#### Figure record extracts
** begin **

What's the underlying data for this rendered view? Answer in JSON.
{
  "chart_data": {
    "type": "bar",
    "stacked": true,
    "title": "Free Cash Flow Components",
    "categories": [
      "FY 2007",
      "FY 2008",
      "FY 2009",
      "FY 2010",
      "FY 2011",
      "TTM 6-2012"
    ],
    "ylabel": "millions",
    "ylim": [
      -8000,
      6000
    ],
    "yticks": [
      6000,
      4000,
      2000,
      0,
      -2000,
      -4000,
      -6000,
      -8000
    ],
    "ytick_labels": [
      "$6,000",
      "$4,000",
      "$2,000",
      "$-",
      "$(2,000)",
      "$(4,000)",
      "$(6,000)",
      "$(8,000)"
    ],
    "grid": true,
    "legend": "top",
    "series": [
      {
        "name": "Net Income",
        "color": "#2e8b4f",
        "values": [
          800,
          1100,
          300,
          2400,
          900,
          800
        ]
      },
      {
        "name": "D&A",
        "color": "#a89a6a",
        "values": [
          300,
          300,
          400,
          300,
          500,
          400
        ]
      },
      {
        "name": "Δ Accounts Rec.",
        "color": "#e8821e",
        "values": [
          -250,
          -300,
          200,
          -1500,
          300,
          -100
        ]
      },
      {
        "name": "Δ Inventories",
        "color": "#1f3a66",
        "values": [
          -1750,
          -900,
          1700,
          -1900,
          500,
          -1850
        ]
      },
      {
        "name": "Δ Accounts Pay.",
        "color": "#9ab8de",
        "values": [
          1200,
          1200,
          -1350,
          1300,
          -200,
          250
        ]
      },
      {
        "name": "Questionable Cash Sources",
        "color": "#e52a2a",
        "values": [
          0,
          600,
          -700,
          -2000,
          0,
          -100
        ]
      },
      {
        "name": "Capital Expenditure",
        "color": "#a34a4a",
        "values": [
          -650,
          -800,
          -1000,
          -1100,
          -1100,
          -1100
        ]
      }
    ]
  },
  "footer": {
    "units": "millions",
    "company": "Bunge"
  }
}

** end **

#### Required work
Give the data again, exactly as it stands.

#### Response for this exercise
What's the underlying data for this rendered view? Answer in JSON.
{
  "chart_data": {
    "type": "bar",
    "stacked": true,
    "title": "Free Cash Flow Components",
    "categories": [
      "FY 2007",
      "FY 2008",
      "FY 2009",
      "FY 2010",
      "FY 2011",
      "TTM 6-2012"
    ],
    "ylabel": "millions",
    "ylim": [
      -8000,
      6000
    ],
    "yticks": [
      6000,
      4000,
      2000,
      0,
      -2000,
      -4000,
      -6000,
      -8000
    ],
    "ytick_labels": [
      "$6,000",
      "$4,000",
      "$2,000",
      "$-",
      "$(2,000)",
      "$(4,000)",
      "$(6,000)",
      "$(8,000)"
    ],
    "grid": true,
    "legend": "top",
    "series": [
      {
        "name": "Net Income",
        "color": "#2e8b4f",
        "values": [
          800,
          1100,
          300,
          2400,
          900,
          800
        ]
      },
      {
        "name": "D&A",
        "color": "#a89a6a",
        "values": [
          300,
          300,
          400,
          300,
          500,
          400
        ]
      },
      {
        "name": "Δ Accounts Rec.",
        "color": "#e8821e",
        "values": [
          -250,
          -300,
          200,
          -1500,
          300,
          -100
        ]
      },
      {
        "name": "Δ Inventories",
        "color": "#1f3a66",
        "values": [
          -1750,
          -900,
          1700,
          -1900,
          500,
          -1850
        ]
      },
      {
        "name": "Δ Accounts Pay.",
        "color": "#9ab8de",
        "values": [
          1200,
          1200,
          -1350,
          1300,
          -200,
          250
        ]
      },
      {
        "name": "Questionable Cash Sources",
        "color": "#e52a2a",
        "values": [
          0,
          600,
          -700,
          -2000,
          0,
          -100
        ]
      },
      {
        "name": "Capital Expenditure",
        "color": "#a34a4a",
        "values": [
          -650,
          -800,
          -1000,
          -1100,
          -1100,
          -1100
        ]
      }
    ]
  },
  "footer": {
    "units": "millions",
    "company": "Bunge"
  }
}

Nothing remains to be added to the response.